* **Work to do**
Reproduce the listing below word for word, leaving out the pictures.

---+---

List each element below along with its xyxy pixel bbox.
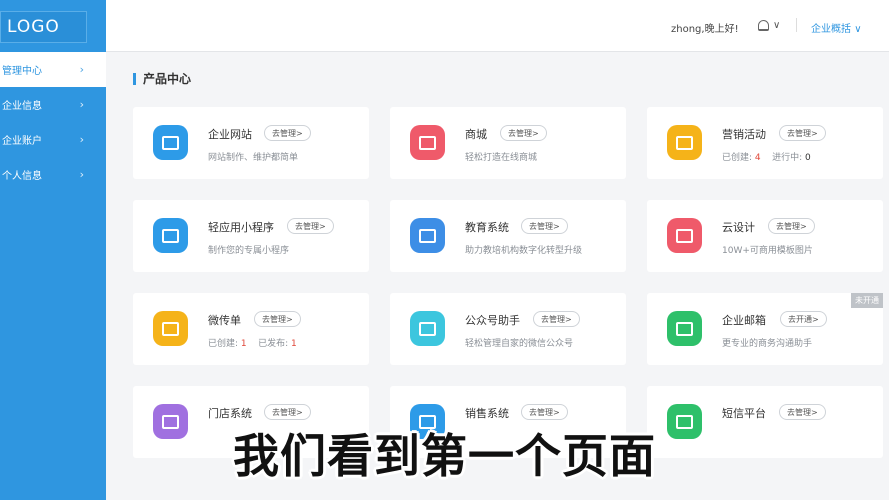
icon-glyph bbox=[676, 135, 693, 150]
icon-glyph bbox=[162, 228, 179, 243]
shop-bag-icon bbox=[410, 125, 445, 160]
page-title: 产品中心 bbox=[143, 72, 192, 86]
product-stats: 已创建: 4 进行中: 0 bbox=[722, 150, 811, 163]
manage-button[interactable]: 去管理> bbox=[500, 125, 547, 141]
chevron-right-icon: › bbox=[79, 168, 84, 181]
product-title: 云设计 bbox=[722, 221, 755, 234]
chevron-down-icon: ∨ bbox=[773, 19, 781, 31]
product-description: 更专业的商务沟通助手 bbox=[722, 339, 813, 349]
product-description: 制作您的专属小程序 bbox=[208, 246, 290, 256]
product-description: 网站制作、维护都简单 bbox=[208, 153, 299, 163]
manage-button[interactable]: 去开通> bbox=[780, 311, 827, 327]
icon-glyph bbox=[419, 228, 436, 243]
product-title: 销售系统 bbox=[465, 407, 509, 420]
stat-label: 已创建: bbox=[722, 153, 755, 163]
gift-icon bbox=[667, 125, 702, 160]
product-title: 商城 bbox=[465, 128, 487, 141]
product-card[interactable]: 轻应用小程序 去管理> 制作您的专属小程序 bbox=[133, 200, 369, 272]
wechat-icon bbox=[410, 311, 445, 346]
icon-glyph bbox=[162, 135, 179, 150]
manage-button[interactable]: 去管理> bbox=[287, 218, 334, 234]
product-card[interactable]: 企业网站 去管理> 网站制作、维护都简单 bbox=[133, 107, 369, 179]
product-title: 企业网站 bbox=[208, 128, 252, 141]
company-overview-link[interactable]: 企业概括 ∨ bbox=[811, 20, 862, 35]
product-title: 公众号助手 bbox=[465, 314, 520, 327]
stat-value: 0 bbox=[805, 153, 811, 163]
product-stats: 已创建: 1 已发布: 1 bbox=[208, 336, 297, 349]
sidebar-item-label: 企业信息 bbox=[2, 101, 42, 112]
company-overview-label: 企业概括 bbox=[811, 24, 851, 35]
icon-glyph bbox=[419, 321, 436, 336]
product-card[interactable]: 商城 去管理> 轻松打造在线商城 bbox=[390, 107, 626, 179]
icon-glyph bbox=[676, 228, 693, 243]
product-title: 短信平台 bbox=[722, 407, 766, 420]
chevron-right-icon: › bbox=[79, 133, 84, 146]
status-badge: 未开通 bbox=[851, 293, 883, 308]
manage-button[interactable]: 去管理> bbox=[254, 311, 301, 327]
header-divider bbox=[796, 18, 797, 32]
sidebar-item-management[interactable]: 管理中心 › bbox=[0, 52, 106, 87]
stat-label: 已创建: bbox=[208, 339, 241, 349]
manage-button[interactable]: 去管理> bbox=[779, 404, 826, 420]
sidebar-item-company-info[interactable]: 企业信息 › bbox=[0, 87, 106, 122]
user-greeting: zhong,晚上好! bbox=[671, 24, 739, 35]
product-card[interactable]: 营销活动 去管理> 已创建: 4 进行中: 0 bbox=[647, 107, 883, 179]
sidebar-item-label: 管理中心 bbox=[2, 66, 42, 77]
chevron-right-icon: › bbox=[79, 98, 84, 111]
product-card[interactable]: 企业邮箱 去开通> 更专业的商务沟通助手 未开通 bbox=[647, 293, 883, 365]
icon-glyph bbox=[162, 321, 179, 336]
product-description: 10W+可商用模板图片 bbox=[722, 246, 813, 256]
manage-button[interactable]: 去管理> bbox=[264, 125, 311, 141]
product-description: 轻松打造在线商城 bbox=[465, 153, 538, 163]
top-header: zhong,晚上好! ∨ 企业概括 ∨ bbox=[106, 0, 889, 52]
product-card[interactable]: 公众号助手 去管理> 轻松管理自家的微信公众号 bbox=[390, 293, 626, 365]
section-title: 产品中心 bbox=[133, 70, 191, 87]
product-description: 轻松管理自家的微信公众号 bbox=[465, 339, 574, 349]
book-icon bbox=[410, 218, 445, 253]
mail-icon bbox=[667, 311, 702, 346]
video-subtitle: 我们看到第一个页面 bbox=[233, 429, 656, 483]
sidebar-item-label: 个人信息 bbox=[2, 171, 42, 182]
logo: LOGO bbox=[0, 11, 87, 43]
product-title: 门店系统 bbox=[208, 407, 252, 420]
stat-label: 已发布: bbox=[258, 339, 291, 349]
product-title: 教育系统 bbox=[465, 221, 509, 234]
website-icon bbox=[153, 125, 188, 160]
product-title: 轻应用小程序 bbox=[208, 221, 274, 234]
manage-button[interactable]: 去管理> bbox=[264, 404, 311, 420]
sidebar-item-company-account[interactable]: 企业账户 › bbox=[0, 122, 106, 157]
stat-label: 进行中: bbox=[772, 153, 805, 163]
headset-icon bbox=[758, 19, 769, 31]
sidebar-item-label: 企业账户 bbox=[2, 136, 42, 147]
manage-button[interactable]: 去管理> bbox=[533, 311, 580, 327]
title-accent-bar bbox=[133, 72, 136, 85]
product-card[interactable]: 教育系统 去管理> 助力教培机构数字化转型升级 bbox=[390, 200, 626, 272]
product-card[interactable]: 微传单 去管理> 已创建: 1 已发布: 1 bbox=[133, 293, 369, 365]
product-title: 企业邮箱 bbox=[722, 314, 766, 327]
product-title: 营销活动 bbox=[722, 128, 766, 141]
manage-button[interactable]: 去管理> bbox=[768, 218, 815, 234]
image-icon bbox=[667, 218, 702, 253]
icon-glyph bbox=[419, 135, 436, 150]
icon-glyph bbox=[676, 321, 693, 336]
manage-button[interactable]: 去管理> bbox=[521, 404, 568, 420]
flyer-icon bbox=[153, 311, 188, 346]
product-title: 微传单 bbox=[208, 314, 241, 327]
chevron-right-icon: › bbox=[79, 63, 84, 76]
manage-button[interactable]: 去管理> bbox=[779, 125, 826, 141]
chevron-down-icon: ∨ bbox=[854, 24, 862, 35]
manage-button[interactable]: 去管理> bbox=[521, 218, 568, 234]
sidebar-nav: 管理中心 › 企业信息 › 企业账户 › 个人信息 › bbox=[0, 52, 106, 192]
product-card[interactable]: 云设计 去管理> 10W+可商用模板图片 bbox=[647, 200, 883, 272]
sidebar-item-personal-info[interactable]: 个人信息 › bbox=[0, 157, 106, 192]
stat-value: 1 bbox=[291, 339, 297, 349]
headset-menu[interactable]: ∨ bbox=[758, 17, 788, 33]
product-description: 助力教培机构数字化转型升级 bbox=[465, 246, 583, 256]
mini-app-icon bbox=[153, 218, 188, 253]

---+---

* **Result for this exercise**
List each element below along with its xyxy pixel bbox.
icon-glyph bbox=[676, 135, 693, 150]
icon-glyph bbox=[162, 228, 179, 243]
shop-bag-icon bbox=[410, 125, 445, 160]
page-title: 产品中心 bbox=[143, 72, 192, 86]
product-stats: 已创建: 4 进行中: 0 bbox=[722, 150, 811, 163]
manage-button[interactable]: 去管理> bbox=[500, 125, 547, 141]
chevron-right-icon: › bbox=[79, 168, 84, 181]
product-title: 云设计 bbox=[722, 221, 755, 234]
chevron-down-icon: ∨ bbox=[773, 19, 781, 31]
product-description: 更专业的商务沟通助手 bbox=[722, 339, 813, 349]
product-description: 制作您的专属小程序 bbox=[208, 246, 290, 256]
product-description: 网站制作、维护都简单 bbox=[208, 153, 299, 163]
manage-button[interactable]: 去开通> bbox=[780, 311, 827, 327]
icon-glyph bbox=[419, 228, 436, 243]
product-title: 销售系统 bbox=[465, 407, 509, 420]
stat-label: 已创建: bbox=[722, 153, 755, 163]
gift-icon bbox=[667, 125, 702, 160]
product-title: 商城 bbox=[465, 128, 487, 141]
product-card[interactable]: 轻应用小程序 去管理> 制作您的专属小程序 bbox=[133, 200, 369, 272]
wechat-icon bbox=[410, 311, 445, 346]
icon-glyph bbox=[162, 135, 179, 150]
manage-button[interactable]: 去管理> bbox=[287, 218, 334, 234]
product-card[interactable]: 企业网站 去管理> 网站制作、维护都简单 bbox=[133, 107, 369, 179]
product-title: 企业网站 bbox=[208, 128, 252, 141]
company-overview-link[interactable]: 企业概括 ∨ bbox=[811, 20, 862, 35]
product-title: 公众号助手 bbox=[465, 314, 520, 327]
stat-value: 0 bbox=[805, 153, 811, 163]
product-stats: 已创建: 1 已发布: 1 bbox=[208, 336, 297, 349]
sidebar-item-label: 企业信息 bbox=[2, 101, 42, 112]
company-overview-label: 企业概括 bbox=[811, 24, 851, 35]
icon-glyph bbox=[419, 321, 436, 336]
product-card[interactable]: 商城 去管理> 轻松打造在线商城 bbox=[390, 107, 626, 179]
icon-glyph bbox=[676, 228, 693, 243]
product-title: 短信平台 bbox=[722, 407, 766, 420]
chevron-right-icon: › bbox=[79, 133, 84, 146]
status-badge: 未开通 bbox=[851, 293, 883, 308]
manage-button[interactable]: 去管理> bbox=[254, 311, 301, 327]
header-divider bbox=[796, 18, 797, 32]
sidebar-item-management[interactable]: 管理中心 › bbox=[0, 52, 106, 87]
stat-label: 已创建: bbox=[208, 339, 241, 349]
manage-button[interactable]: 去管理> bbox=[779, 404, 826, 420]
sidebar-item-company-info[interactable]: 企业信息 › bbox=[0, 87, 106, 122]
user-greeting: zhong,晚上好! bbox=[671, 24, 739, 35]
product-card[interactable]: 营销活动 去管理> 已创建: 4 进行中: 0 bbox=[647, 107, 883, 179]
sidebar-item-label: 管理中心 bbox=[2, 66, 42, 77]
chevron-right-icon: › bbox=[79, 98, 84, 111]
product-card[interactable]: 企业邮箱 去开通> 更专业的商务沟通助手 未开通 bbox=[647, 293, 883, 365]
icon-glyph bbox=[162, 321, 179, 336]
product-description: 10W+可商用模板图片 bbox=[722, 246, 813, 256]
manage-button[interactable]: 去管理> bbox=[264, 125, 311, 141]
product-description: 轻松打造在线商城 bbox=[465, 153, 538, 163]
top-header: zhong,晚上好! ∨ 企业概括 ∨ bbox=[106, 0, 889, 52]
product-card[interactable]: 公众号助手 去管理> 轻松管理自家的微信公众号 bbox=[390, 293, 626, 365]
section-title: 产品中心 bbox=[133, 70, 191, 87]
product-description: 轻松管理自家的微信公众号 bbox=[465, 339, 574, 349]
book-icon bbox=[410, 218, 445, 253]
mail-icon bbox=[667, 311, 702, 346]
video-subtitle: 我们看到第一个页面 bbox=[233, 429, 656, 483]
sidebar-item-label: 个人信息 bbox=[2, 171, 42, 182]
logo: LOGO bbox=[0, 11, 87, 43]
product-title: 门店系统 bbox=[208, 407, 252, 420]
stat-label: 已发布: bbox=[258, 339, 291, 349]
product-title: 教育系统 bbox=[465, 221, 509, 234]
website-icon bbox=[153, 125, 188, 160]
product-title: 轻应用小程序 bbox=[208, 221, 274, 234]
manage-button[interactable]: 去管理> bbox=[264, 404, 311, 420]
sidebar-item-company-account[interactable]: 企业账户 › bbox=[0, 122, 106, 157]
stat-label: 进行中: bbox=[772, 153, 805, 163]
headset-icon bbox=[758, 19, 769, 31]
sidebar-item-label: 企业账户 bbox=[2, 136, 42, 147]
manage-button[interactable]: 去管理> bbox=[533, 311, 580, 327]
title-accent-bar bbox=[133, 72, 136, 85]
product-card[interactable]: 教育系统 去管理> 助力教培机构数字化转型升级 bbox=[390, 200, 626, 272]
product-card[interactable]: 微传单 去管理> 已创建: 1 已发布: 1 bbox=[133, 293, 369, 365]
product-title: 企业邮箱 bbox=[722, 314, 766, 327]
product-title: 营销活动 bbox=[722, 128, 766, 141]
manage-button[interactable]: 去管理> bbox=[768, 218, 815, 234]
image-icon bbox=[667, 218, 702, 253]
icon-glyph bbox=[419, 135, 436, 150]
icon-glyph bbox=[676, 321, 693, 336]
manage-button[interactable]: 去管理> bbox=[521, 404, 568, 420]
flyer-icon bbox=[153, 311, 188, 346]
product-title: 微传单 bbox=[208, 314, 241, 327]
chevron-right-icon: › bbox=[79, 63, 84, 76]
manage-button[interactable]: 去管理> bbox=[779, 125, 826, 141]
chevron-down-icon: ∨ bbox=[854, 24, 862, 35]
manage-button[interactable]: 去管理> bbox=[521, 218, 568, 234]
sidebar-nav: 管理中心 › 企业信息 › 企业账户 › 个人信息 › bbox=[0, 52, 106, 192]
product-card[interactable]: 云设计 去管理> 10W+可商用模板图片 bbox=[647, 200, 883, 272]
sidebar-item-personal-info[interactable]: 个人信息 › bbox=[0, 157, 106, 192]
stat-value: 1 bbox=[291, 339, 297, 349]
headset-menu[interactable]: ∨ bbox=[758, 17, 788, 33]
product-description: 助力教培机构数字化转型升级 bbox=[465, 246, 583, 256]
mini-app-icon bbox=[153, 218, 188, 253]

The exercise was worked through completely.